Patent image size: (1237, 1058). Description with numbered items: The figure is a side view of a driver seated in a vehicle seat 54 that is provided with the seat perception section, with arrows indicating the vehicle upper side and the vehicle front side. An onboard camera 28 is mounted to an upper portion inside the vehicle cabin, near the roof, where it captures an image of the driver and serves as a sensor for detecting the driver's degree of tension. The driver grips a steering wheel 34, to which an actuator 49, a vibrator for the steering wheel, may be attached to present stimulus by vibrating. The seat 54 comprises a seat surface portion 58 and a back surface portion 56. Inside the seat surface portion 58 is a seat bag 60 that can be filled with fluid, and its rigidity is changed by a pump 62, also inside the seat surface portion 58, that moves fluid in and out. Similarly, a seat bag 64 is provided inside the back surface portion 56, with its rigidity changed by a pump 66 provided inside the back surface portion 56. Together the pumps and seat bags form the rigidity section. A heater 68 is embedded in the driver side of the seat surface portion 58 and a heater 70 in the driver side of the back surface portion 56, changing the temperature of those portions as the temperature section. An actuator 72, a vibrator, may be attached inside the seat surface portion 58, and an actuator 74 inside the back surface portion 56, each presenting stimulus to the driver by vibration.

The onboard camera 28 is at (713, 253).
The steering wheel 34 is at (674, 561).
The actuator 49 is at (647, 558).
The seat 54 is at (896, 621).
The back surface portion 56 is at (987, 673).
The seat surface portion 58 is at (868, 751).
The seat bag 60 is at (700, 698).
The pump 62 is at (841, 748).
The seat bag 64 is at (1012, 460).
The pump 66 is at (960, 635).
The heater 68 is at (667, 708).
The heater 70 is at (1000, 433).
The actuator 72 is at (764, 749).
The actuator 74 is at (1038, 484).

————

Exercise description:
Convert the records into a JSON list of strings, one string per line with blank lines omitted, starting at the beginning of the records and ending at the line that contains "The heater 70 is at (1000, 433).".

Final answer:
[
  "Patent image size: (1237, 1058). Description with numbered items: The figure is a side view of a driver seated in a vehicle seat 54 that is provided with the seat perception section, with arrows indicating the vehicle upper side and the vehicle front side. An onboard camera 28 is mounted to an upper portion inside the vehicle cabin, near the roof, where it captures an image of the driver and serves as a sensor for detecting the driver's degree of tension. The driver grips a steering wheel 34, to which an actuator 49, a vibrator for the steering wheel, may be attached to present stimulus by vibrating. The seat 54 comprises a seat surface portion 58 and a back surface portion 56. Inside the seat surface portion 58 is a seat bag 60 that can be filled with fluid, and its rigidity is changed by a pump 62, also inside the seat surface portion 58, that moves fluid in and out. Similarly, a seat bag 64 is provided inside the back surface portion 56, with its rigidity changed by a pump 66 provided inside the back surface portion 56. Together the pumps and seat bags form the rigidity section. A heater 68 is embedded in the driver side of the seat surface portion 58 and a heater 70 in the driver side of the back surface portion 56, changing the temperature of those portions as the temperature section. An actuator 72, a vibrator, may be attached inside the seat surface portion 58, and an actuator 74 inside the back surface portion 56, each presenting stimulus to the driver by vibration.",
  "The onboard camera 28 is at (713, 253).",
  "The steering wheel 34 is at (674, 561).",
  "The actuator 49 is at (647, 558).",
  "The seat 54 is at (896, 621).",
  "The back surface portion 56 is at (987, 673).",
  "The seat surface portion 58 is at (868, 751).",
  "The seat bag 60 is at (700, 698).",
  "The pump 62 is at (841, 748).",
  "The seat bag 64 is at (1012, 460).",
  "The pump 66 is at (960, 635).",
  "The heater 68 is at (667, 708).",
  "The heater 70 is at (1000, 433)."
]